→ THE INPUT:
--------------------------------
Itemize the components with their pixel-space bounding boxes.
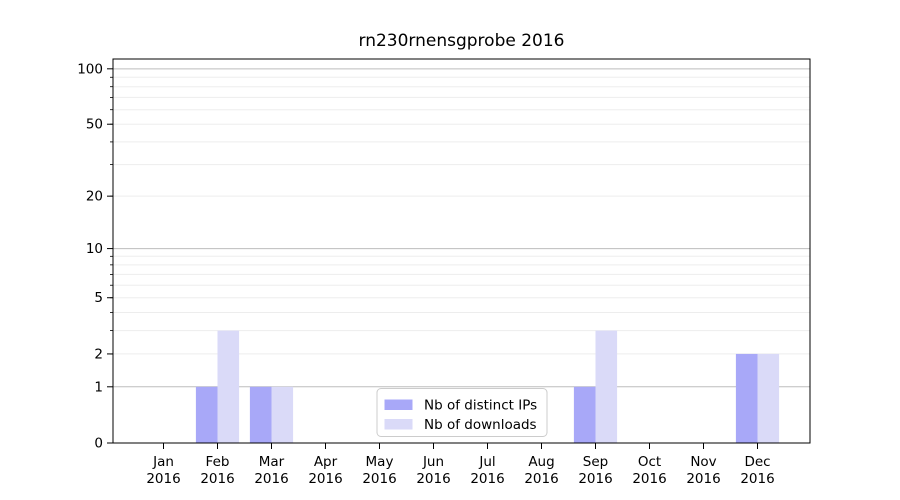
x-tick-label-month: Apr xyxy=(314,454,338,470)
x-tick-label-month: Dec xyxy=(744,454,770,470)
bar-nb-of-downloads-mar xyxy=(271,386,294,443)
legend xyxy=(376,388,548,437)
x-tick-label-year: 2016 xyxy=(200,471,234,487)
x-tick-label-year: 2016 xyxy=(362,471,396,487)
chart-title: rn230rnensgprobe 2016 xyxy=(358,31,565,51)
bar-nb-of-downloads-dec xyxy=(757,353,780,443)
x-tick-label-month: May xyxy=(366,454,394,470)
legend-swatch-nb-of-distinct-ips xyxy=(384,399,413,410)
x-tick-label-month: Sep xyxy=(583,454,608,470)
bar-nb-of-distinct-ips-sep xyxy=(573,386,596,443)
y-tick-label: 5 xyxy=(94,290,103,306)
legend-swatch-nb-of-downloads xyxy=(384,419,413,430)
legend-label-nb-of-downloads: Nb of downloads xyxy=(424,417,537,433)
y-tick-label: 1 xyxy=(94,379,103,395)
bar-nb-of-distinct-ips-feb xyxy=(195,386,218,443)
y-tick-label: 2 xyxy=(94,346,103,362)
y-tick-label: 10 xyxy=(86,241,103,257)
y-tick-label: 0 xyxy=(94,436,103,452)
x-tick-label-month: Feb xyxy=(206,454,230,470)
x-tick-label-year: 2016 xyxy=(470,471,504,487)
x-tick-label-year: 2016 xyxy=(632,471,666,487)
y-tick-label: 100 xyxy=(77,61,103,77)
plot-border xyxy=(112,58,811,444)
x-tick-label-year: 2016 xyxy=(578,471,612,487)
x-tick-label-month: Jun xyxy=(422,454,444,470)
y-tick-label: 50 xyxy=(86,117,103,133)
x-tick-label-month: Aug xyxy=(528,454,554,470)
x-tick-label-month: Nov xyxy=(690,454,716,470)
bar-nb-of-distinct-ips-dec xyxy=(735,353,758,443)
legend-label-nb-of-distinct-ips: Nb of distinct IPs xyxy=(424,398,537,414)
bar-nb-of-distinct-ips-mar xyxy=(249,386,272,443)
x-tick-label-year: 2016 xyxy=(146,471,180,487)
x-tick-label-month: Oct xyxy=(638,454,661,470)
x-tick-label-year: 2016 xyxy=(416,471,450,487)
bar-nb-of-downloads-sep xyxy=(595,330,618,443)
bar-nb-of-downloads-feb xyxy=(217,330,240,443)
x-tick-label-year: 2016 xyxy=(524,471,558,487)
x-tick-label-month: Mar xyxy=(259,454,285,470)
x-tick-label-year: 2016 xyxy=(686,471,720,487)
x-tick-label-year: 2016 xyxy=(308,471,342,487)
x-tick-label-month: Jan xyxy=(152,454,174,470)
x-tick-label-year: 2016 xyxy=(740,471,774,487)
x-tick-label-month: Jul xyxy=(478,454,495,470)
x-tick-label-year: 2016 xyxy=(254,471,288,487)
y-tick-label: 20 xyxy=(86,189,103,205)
--------------------------------
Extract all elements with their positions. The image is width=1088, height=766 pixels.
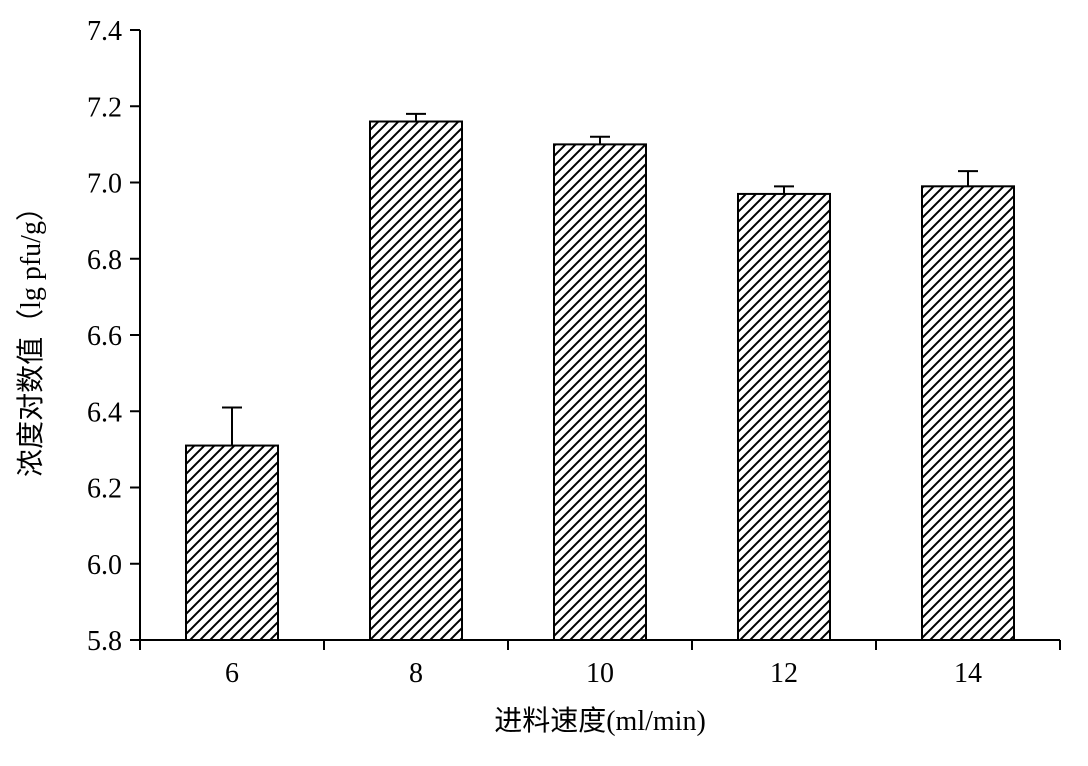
--------------------------------
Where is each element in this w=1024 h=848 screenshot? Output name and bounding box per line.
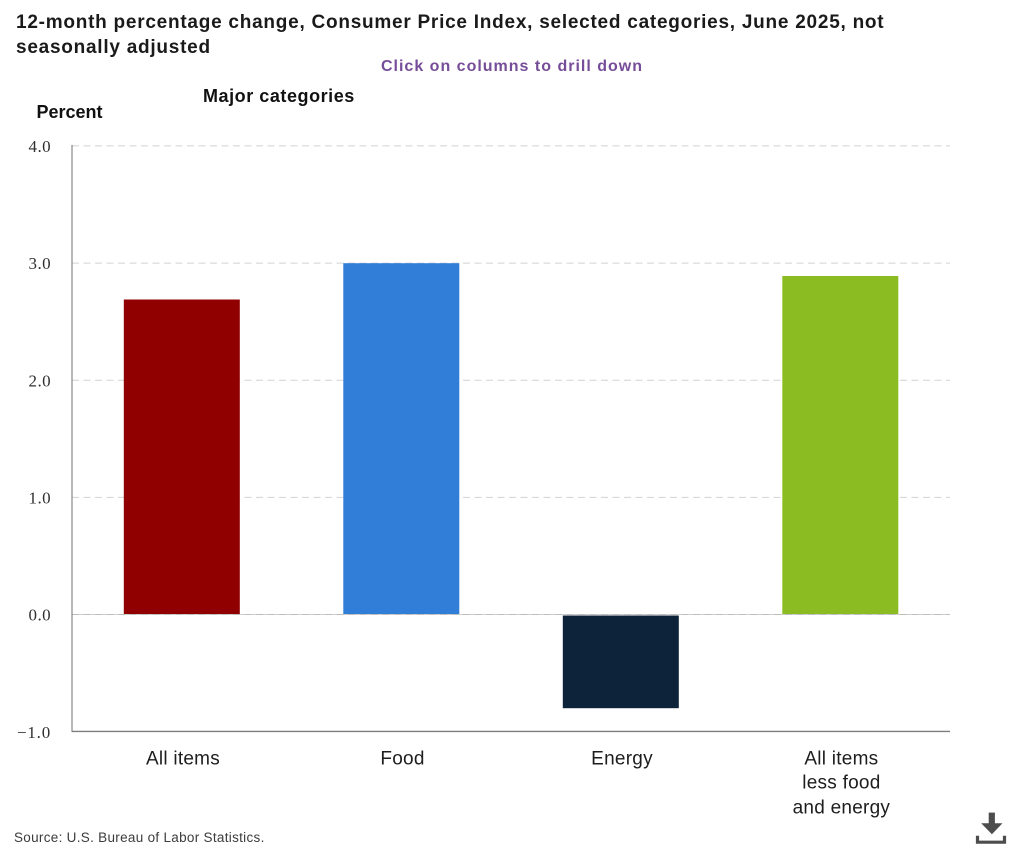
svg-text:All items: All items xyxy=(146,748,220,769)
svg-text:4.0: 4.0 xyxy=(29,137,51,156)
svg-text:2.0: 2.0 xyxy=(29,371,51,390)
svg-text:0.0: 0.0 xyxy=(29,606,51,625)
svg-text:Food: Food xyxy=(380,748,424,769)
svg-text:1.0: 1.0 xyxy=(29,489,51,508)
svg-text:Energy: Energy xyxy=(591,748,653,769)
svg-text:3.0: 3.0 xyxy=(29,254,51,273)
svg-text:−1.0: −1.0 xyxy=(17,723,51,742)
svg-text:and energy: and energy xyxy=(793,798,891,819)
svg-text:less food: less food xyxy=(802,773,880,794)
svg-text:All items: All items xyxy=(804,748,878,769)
--------------------------------
→ WORK INSTRUCTIONS: Recast the records above, from the line with "Itemize the components" to the line with "x-tick-label-year: 2016 xyxy=(146,471,180,487)", as a two-column CSV with the columns instruction and output, one row per record: its text in one quoted field and its answer in the other, with line breaks turned into spaces. Leave the pictures out.

→ PROBLEM SOLUTION:
instruction,output
"Itemize the components with their pixel-space bounding boxes.","x-tick-label-month: Apr xyxy=(314,454,338,470) x-tick-label-month: Dec xyxy=(744,454,770,470) bar-nb-of-downloads-mar xyxy=(271,386,294,443) legend xyxy=(376,388,548,437) x-tick-label-year: 2016 xyxy=(200,471,234,487) x-tick-label-year: 2016 xyxy=(362,471,396,487) chart-title: rn230rnensgprobe 2016 xyxy=(358,31,565,51) bar-nb-of-downloads-dec xyxy=(757,353,780,443) x-tick-label-month: May xyxy=(366,454,394,470) legend-swatch-nb-of-distinct-ips xyxy=(384,399,413,410) x-tick-label-month: Sep xyxy=(583,454,608,470) bar-nb-of-distinct-ips-sep xyxy=(573,386,596,443) y-tick-label: 5 xyxy=(94,290,103,306) legend-swatch-nb-of-downloads xyxy=(384,419,413,430) legend-label-nb-of-downloads: Nb of downloads xyxy=(424,417,537,433) y-tick-label: 1 xyxy=(94,379,103,395) bar-nb-of-distinct-ips-feb xyxy=(195,386,218,443) y-tick-label: 2 xyxy=(94,346,103,362) y-tick-label: 10 xyxy=(86,241,103,257) y-tick-label: 0 xyxy=(94,436,103,452) x-tick-label-month: Feb xyxy=(206,454,230,470) x-tick-label-year: 2016 xyxy=(470,471,504,487) x-tick-label-year: 2016 xyxy=(632,471,666,487) y-tick-label: 100 xyxy=(77,61,103,77) plot-border xyxy=(112,58,811,444) x-tick-label-year: 2016 xyxy=(578,471,612,487) x-tick-label-month: Jun xyxy=(422,454,444,470) y-tick-label: 50 xyxy=(86,117,103,133) x-tick-label-month: Aug xyxy=(528,454,554,470) x-tick-label-month: Nov xyxy=(690,454,716,470) bar-nb-of-distinct-ips-dec xyxy=(735,353,758,443) legend-label-nb-of-distinct-ips: Nb of distinct IPs xyxy=(424,398,537,414) bar-nb-of-distinct-ips-mar xyxy=(249,386,272,443) x-tick-label-year: 2016 xyxy=(146,471,180,487)"